THE TASK: Pick out the lines below with "attività" and list them.

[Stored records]

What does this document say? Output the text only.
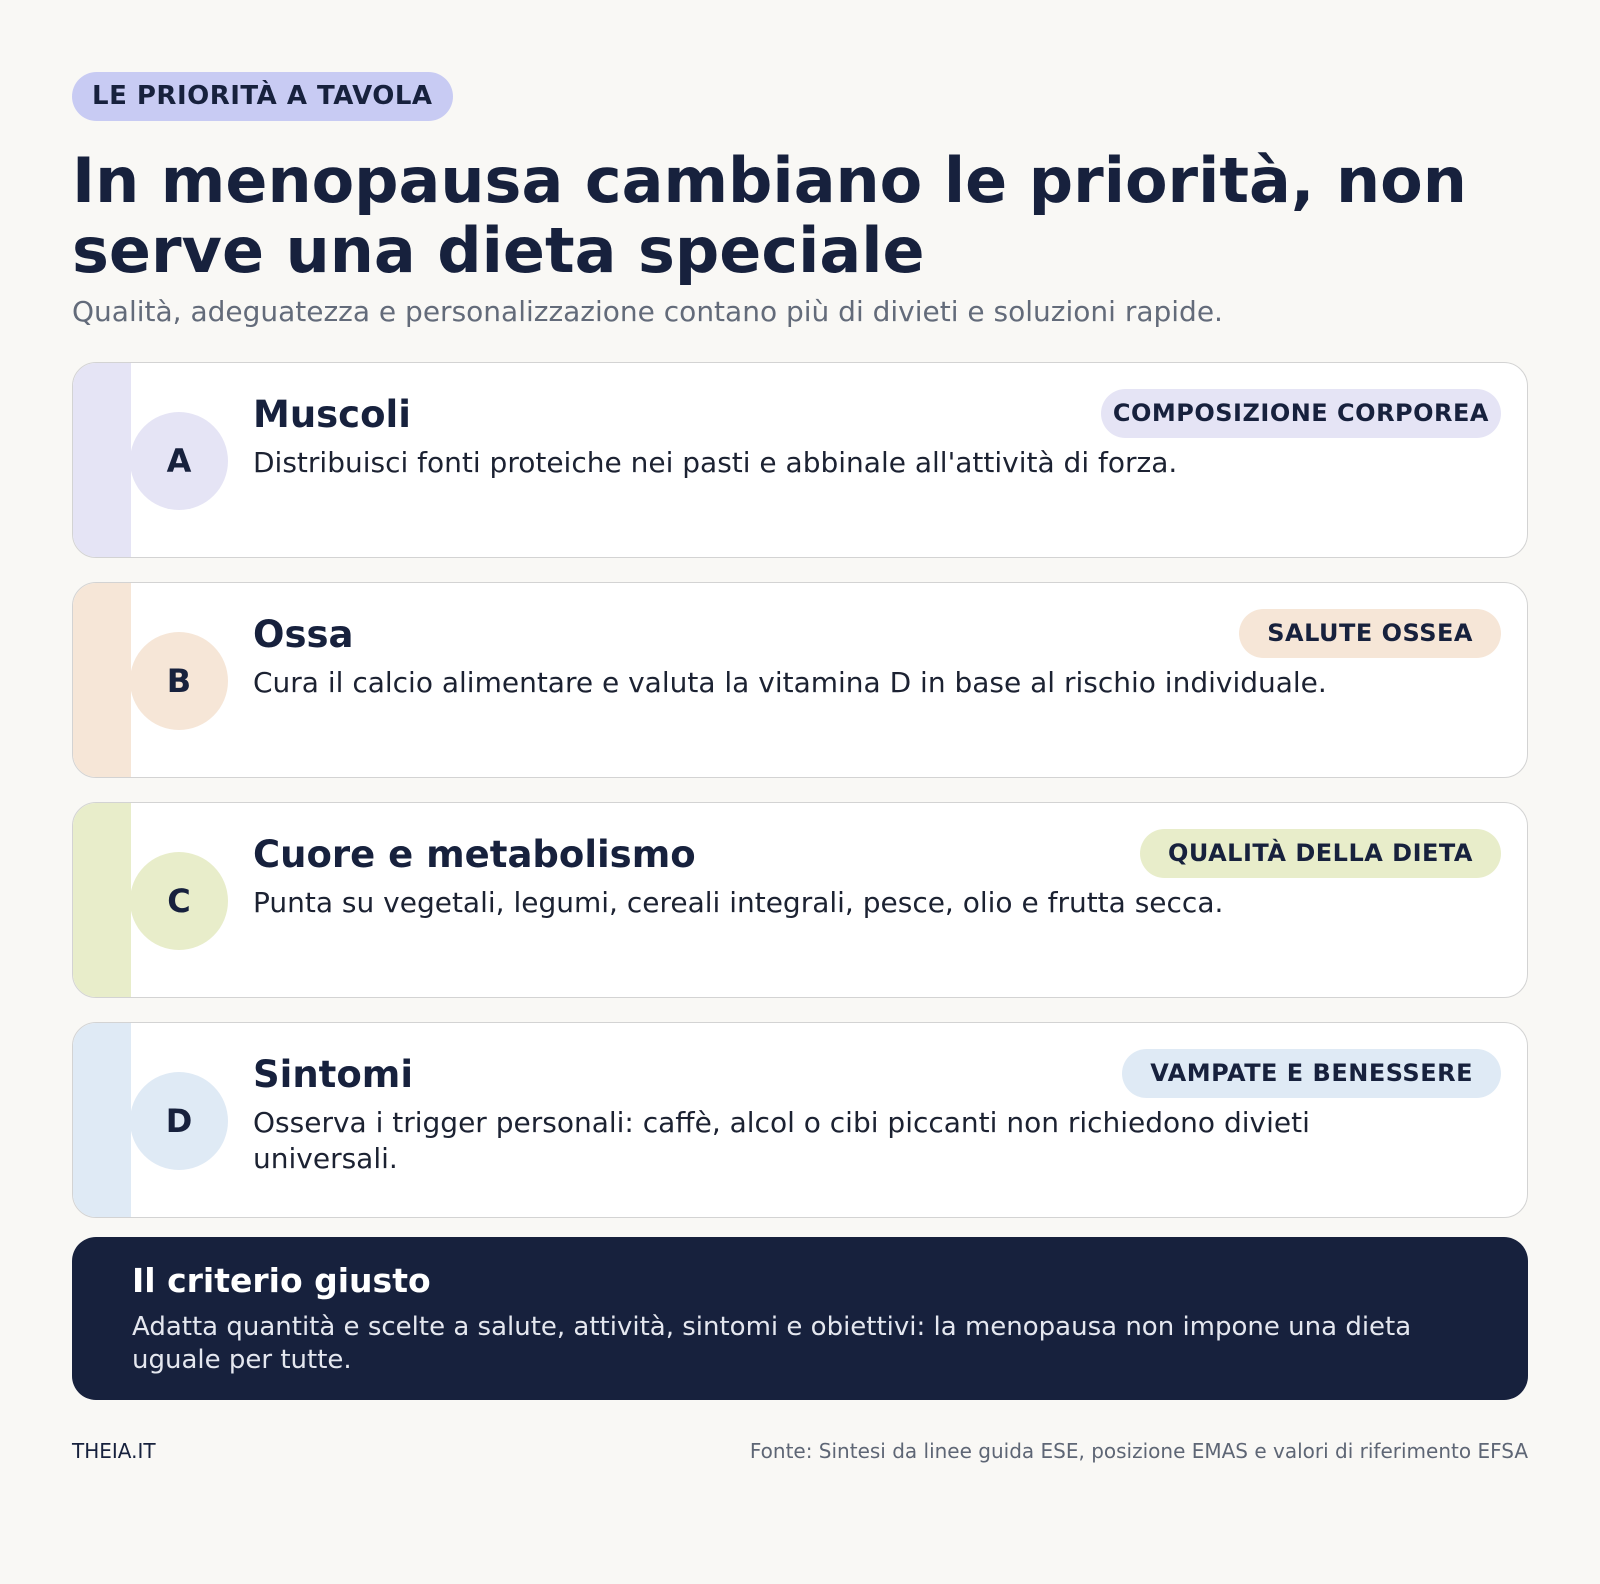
LE PRIORITÀ A TAVOLA
In menopausa cambiano le priorità, non serve una dieta speciale

Qualità, adeguatezza e personalizzazione contano più di divieti e soluzioni rapide.

A
Muscoli	COMPOSIZIONE CORPOREA
Distribuisci fonti proteiche nei pasti e abbinale all'attività di forza.
B
Ossa	SALUTE OSSEA
Cura il calcio alimentare e valuta la vitamina D in base al rischio individuale.
C
Cuore e metabolismo	QUALITÀ DELLA DIETA
Punta su vegetali, legumi, cereali integrali, pesce, olio e frutta secca.
D
Sintomi	VAMPATE E BENESSERE
Osserva i trigger personali: caffè, alcol o cibi piccanti non richiedono divieti universali.
Il criterio giusto
Adatta quantità e scelte a salute, attività, sintomi e obiettivi: la menopausa non impone una dieta uguale per tutte.
THEIA.IT	Fonte: Sintesi da linee guida ESE, posizione EMAS e valori di riferimento EFSA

RESULT BELOW:
Distribuisci fonti proteiche nei pasti e abbinale all'attività di forza.
Adatta quantità e scelte a salute, attività, sintomi e obiettivi: la menopausa non impone una dieta uguale per tutte.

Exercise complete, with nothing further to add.